> **CONSIGNES**:
1 - Recopiez sans modification le passage du récit allant de « Par Paul BremnerPublié » à « soient tous fermés. ».
2 - Répétez à l'identique les lignes des entrées, depuis la toute première jusqu'à celle qui contient « - data-label: 5%: [291, 1345, 307, 1353] », ces deux lignes comprises, et rien d'autre.

> **DOCUMENT**:
------------------------

Douceur de vivre

Par Paul BremnerPublié le

Le message à la porte du B&B me laisse pantois. Ma blonde m’attend impatiemment près de la moto. « Je crois qu’ils sont partis en ville pour un festival ou quelque chose du genre… »

À travers la visière de son casque, je vois Lana qui écarquille les yeux. Il est 19 h 30 et nous venons tout juste d’arriver à Sutton, au coeur des Cantons-de-l’Est. Il faut trouver une place pour dormir, prendre une douche, puis trouver un restaurant avant qu’ils ne soient tous fermés.

Je tourne le bouton de la sonnette antique une dernière fois, puis je prends mon téléphone et réussis à trouver une chambre à l’autre extrémité de la ville. C’est à ce moment que la porte s’ouvre sur une femme souriante, en robe d’été pourpre. « Je suis désolée, me dit-elle. Nous sommes fermés pour rénovations. Vous n’avez pas lu l’écriteau? »

Lana et moi avions déjà été à Montréal et à Québec, mais nous n’avions jamais exploré d’autres coins du Québec. Les Cantons-de-l’Est semblaient invitants avec leur combinaison de routes montagneuses et d’auberges chaleureuses. Nous aurions aussi pu opter pour les belles routes de la Pennsylvanie, mais c’est finalement notre estomac qui a tranché… Entre la perspective d’un steak frites impeccable accompagné d’un excellent verre de rouge, ou la vision d’un scrapple de Pennsylvanie avec une Coors tablette, le choix a été facile : c’est le Québec. Allons-y! 

Après une nuit dans un lit douillet du Gite Aux Douceurs Matinales, nous prenons le chemin du Mont-Écho et piquons vers le nord jusqu’au Lac Brome via Sutton Junction. Nous sommes arrivés dans les Cantons-de-l’Est par le Vermont. On sent encore la continuité avec les paysages des montagnes Vertes américaines dans les collines et les fermes à la peinture impeccable. On est ici en territoire cycliste. Ils ont l’air en forme, ils sont bronzés, et la plupart ont les cheveux grisonnants, ce qui me surprend. Chaque fois que nous dépassons un cycliste avec la puissance de nos deux cylindres au lieu de celle de nos deux jambes, je ressens un bref remord. Un très bref remord.

------------------------

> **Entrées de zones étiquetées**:
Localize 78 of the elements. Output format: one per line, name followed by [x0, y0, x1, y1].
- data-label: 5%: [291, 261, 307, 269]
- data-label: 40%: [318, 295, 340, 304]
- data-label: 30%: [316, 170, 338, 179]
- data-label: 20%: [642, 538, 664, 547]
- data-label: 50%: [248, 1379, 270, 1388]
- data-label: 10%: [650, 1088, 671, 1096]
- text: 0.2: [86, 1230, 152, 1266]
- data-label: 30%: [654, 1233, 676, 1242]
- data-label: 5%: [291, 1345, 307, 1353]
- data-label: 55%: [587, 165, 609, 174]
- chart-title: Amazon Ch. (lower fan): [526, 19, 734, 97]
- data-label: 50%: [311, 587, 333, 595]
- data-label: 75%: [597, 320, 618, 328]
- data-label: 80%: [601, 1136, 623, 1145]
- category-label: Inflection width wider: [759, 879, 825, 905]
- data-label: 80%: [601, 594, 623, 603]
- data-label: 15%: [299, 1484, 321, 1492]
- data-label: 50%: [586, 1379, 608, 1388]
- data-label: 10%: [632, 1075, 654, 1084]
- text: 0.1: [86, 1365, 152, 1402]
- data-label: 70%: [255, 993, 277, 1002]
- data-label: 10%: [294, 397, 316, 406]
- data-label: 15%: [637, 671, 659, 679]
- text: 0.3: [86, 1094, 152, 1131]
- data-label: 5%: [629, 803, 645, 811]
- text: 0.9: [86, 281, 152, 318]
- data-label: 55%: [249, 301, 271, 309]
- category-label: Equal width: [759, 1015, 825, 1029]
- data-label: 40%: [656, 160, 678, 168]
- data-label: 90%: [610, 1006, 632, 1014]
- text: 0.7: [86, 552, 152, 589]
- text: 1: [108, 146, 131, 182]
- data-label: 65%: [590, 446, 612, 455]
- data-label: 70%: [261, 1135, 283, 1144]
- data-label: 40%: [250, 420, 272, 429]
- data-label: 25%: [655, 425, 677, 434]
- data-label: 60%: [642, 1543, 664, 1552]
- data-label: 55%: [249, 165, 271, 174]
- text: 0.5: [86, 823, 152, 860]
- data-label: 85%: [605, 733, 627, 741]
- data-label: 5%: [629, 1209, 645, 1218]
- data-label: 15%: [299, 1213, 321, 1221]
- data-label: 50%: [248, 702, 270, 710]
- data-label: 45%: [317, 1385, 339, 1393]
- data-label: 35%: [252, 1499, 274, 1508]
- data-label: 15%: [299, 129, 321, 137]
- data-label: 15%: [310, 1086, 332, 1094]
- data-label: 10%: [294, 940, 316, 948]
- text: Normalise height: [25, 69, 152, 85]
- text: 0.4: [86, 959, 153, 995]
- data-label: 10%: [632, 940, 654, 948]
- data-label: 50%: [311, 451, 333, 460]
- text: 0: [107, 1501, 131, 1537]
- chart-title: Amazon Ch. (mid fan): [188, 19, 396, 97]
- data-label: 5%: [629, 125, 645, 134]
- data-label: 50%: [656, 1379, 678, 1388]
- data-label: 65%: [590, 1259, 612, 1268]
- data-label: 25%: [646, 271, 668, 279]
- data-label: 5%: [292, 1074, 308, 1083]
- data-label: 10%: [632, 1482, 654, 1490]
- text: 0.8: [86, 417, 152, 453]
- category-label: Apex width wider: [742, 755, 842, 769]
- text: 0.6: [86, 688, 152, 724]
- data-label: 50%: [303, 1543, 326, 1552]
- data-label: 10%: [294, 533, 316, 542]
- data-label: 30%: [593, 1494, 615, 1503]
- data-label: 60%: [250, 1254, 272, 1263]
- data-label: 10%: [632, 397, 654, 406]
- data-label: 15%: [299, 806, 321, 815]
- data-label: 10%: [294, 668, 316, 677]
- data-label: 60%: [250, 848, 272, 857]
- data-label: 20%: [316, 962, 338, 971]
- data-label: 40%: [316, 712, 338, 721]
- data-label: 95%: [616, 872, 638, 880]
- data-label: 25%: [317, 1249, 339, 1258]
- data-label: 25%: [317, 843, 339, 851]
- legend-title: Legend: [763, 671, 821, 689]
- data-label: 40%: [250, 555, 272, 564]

------------------------

> **RÉPONSES**:
1 -
Par Paul BremnerPublié le

Le message à la porte du B&B me laisse pantois. Ma blonde m’attend impatiemment près de la moto. « Je crois qu’ils sont partis en ville pour un festival ou quelque chose du genre… »

À travers la visière de son casque, je vois Lana qui écarquille les yeux. Il est 19 h 30 et nous venons tout juste d’arriver à Sutton, au coeur des Cantons-de-l’Est. Il faut trouver une place pour dormir, prendre une douche, puis trouver un restaurant avant qu’ils ne soient tous fermés.

2 -
Localize 78 of the elements. Output format: one per line, name followed by [x0, y0, x1, y1].
- data-label: 5%: [291, 261, 307, 269]
- data-label: 40%: [318, 295, 340, 304]
- data-label: 30%: [316, 170, 338, 179]
- data-label: 20%: [642, 538, 664, 547]
- data-label: 50%: [248, 1379, 270, 1388]
- data-label: 10%: [650, 1088, 671, 1096]
- text: 0.2: [86, 1230, 152, 1266]
- data-label: 30%: [654, 1233, 676, 1242]
- data-label: 5%: [291, 1345, 307, 1353]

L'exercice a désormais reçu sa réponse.